Listing:
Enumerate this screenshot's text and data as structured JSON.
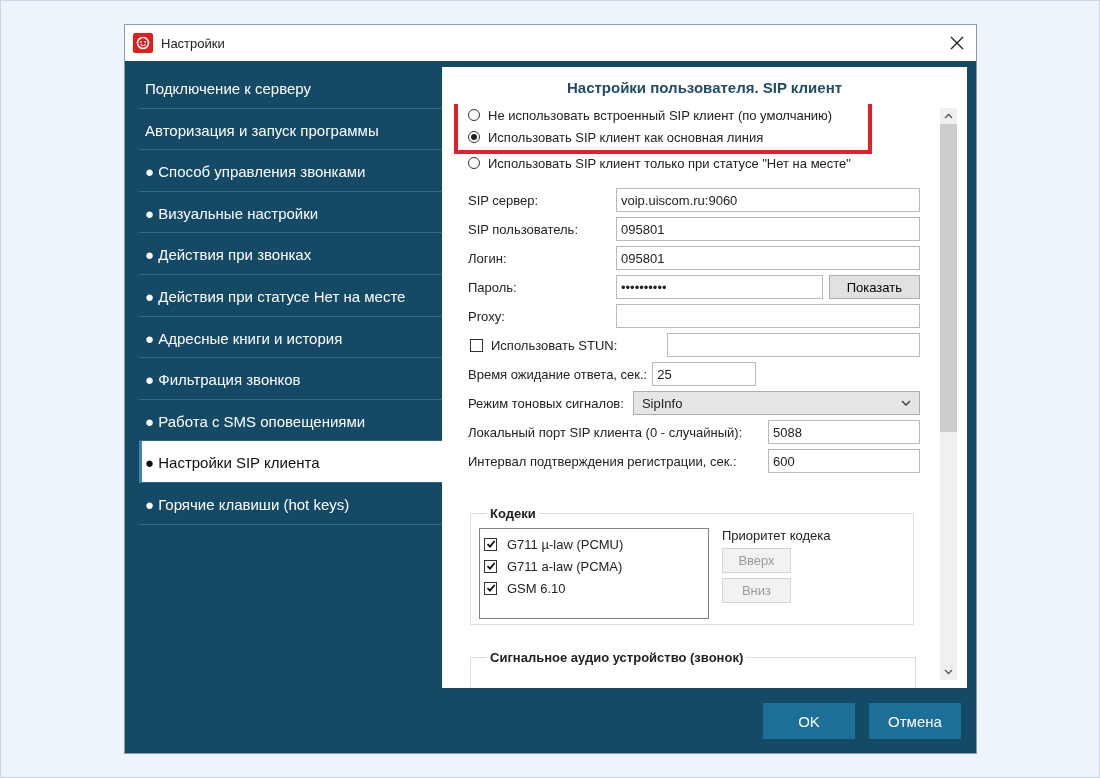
{
  "window": {
    "title": "Настройки"
  },
  "sidebar": {
    "items": [
      {
        "label": "Подключение к серверу",
        "selected": false
      },
      {
        "label": "Авторизация и запуск программы",
        "selected": false
      },
      {
        "label": "● Способ управления звонками",
        "selected": false
      },
      {
        "label": "● Визуальные настройки",
        "selected": false
      },
      {
        "label": "● Действия при звонках",
        "selected": false
      },
      {
        "label": "● Действия при статусе Нет на месте",
        "selected": false
      },
      {
        "label": "● Адресные книги и история",
        "selected": false
      },
      {
        "label": "● Фильтрация звонков",
        "selected": false
      },
      {
        "label": "● Работа с SMS оповещениями",
        "selected": false
      },
      {
        "label": "● Настройки SIP клиента",
        "selected": true
      },
      {
        "label": "● Горячие клавиши (hot keys)",
        "selected": false
      }
    ]
  },
  "panel": {
    "title": "Настройки пользователя. SIP клиент",
    "radios": [
      {
        "label": "Не использовать встроенный SIP клиент (по умолчанию)",
        "selected": false,
        "highlighted": true
      },
      {
        "label": "Использовать SIP клиент как основная линия",
        "selected": true,
        "highlighted": true
      },
      {
        "label": "Использовать SIP клиент только при статусе \"Нет на месте\"",
        "selected": false,
        "highlighted": false
      }
    ],
    "fields": [
      {
        "kind": "text",
        "label": "SIP сервер:",
        "value": "voip.uiscom.ru:9060"
      },
      {
        "kind": "text",
        "label": "SIP пользователь:",
        "value": "095801"
      },
      {
        "kind": "text",
        "label": "Логин:",
        "value": "095801"
      },
      {
        "kind": "password",
        "label": "Пароль:",
        "value": "••••••••••",
        "button": "Показать"
      },
      {
        "kind": "text",
        "label": "Proxy:"
      },
      {
        "kind": "check",
        "label": "Использовать STUN:",
        "checked": false
      },
      {
        "kind": "short",
        "label": "Время ожидание ответа, сек.:",
        "value": "25"
      },
      {
        "kind": "select",
        "label": "Режим тоновых сигналов:",
        "value": "SipInfo"
      },
      {
        "kind": "wide",
        "label": "Локальный порт SIP клиента (0 - случайный):",
        "value": "5088"
      },
      {
        "kind": "wide",
        "label": "Интервал подтверждения регистрации, сек.:",
        "value": "600"
      }
    ],
    "codecs": {
      "title": "Кодеки",
      "items": [
        {
          "label": "G711 µ-law (PCMU)",
          "checked": true
        },
        {
          "label": "G711 a-law (PCMA)",
          "checked": true
        },
        {
          "label": "GSM 6.10",
          "checked": true
        }
      ],
      "priority_label": "Приоритет кодека",
      "buttons": [
        {
          "label": "Вверх",
          "disabled": true
        },
        {
          "label": "Вниз",
          "disabled": true
        }
      ]
    },
    "audio_group": {
      "title": "Сигнальное аудио устройство (звонок)"
    }
  },
  "buttons": [
    "OK",
    "Отмена"
  ]
}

Aim of the task: Track down the lines that include the word "value" and copy them.

The completed task:
        "value": "voip.uiscom.ru:9060"
        "value": "095801"
        "value": "095801"
        "value": "••••••••••",
        "value": "25"
        "value": "SipInfo"
        "value": "5088"
        "value": "600"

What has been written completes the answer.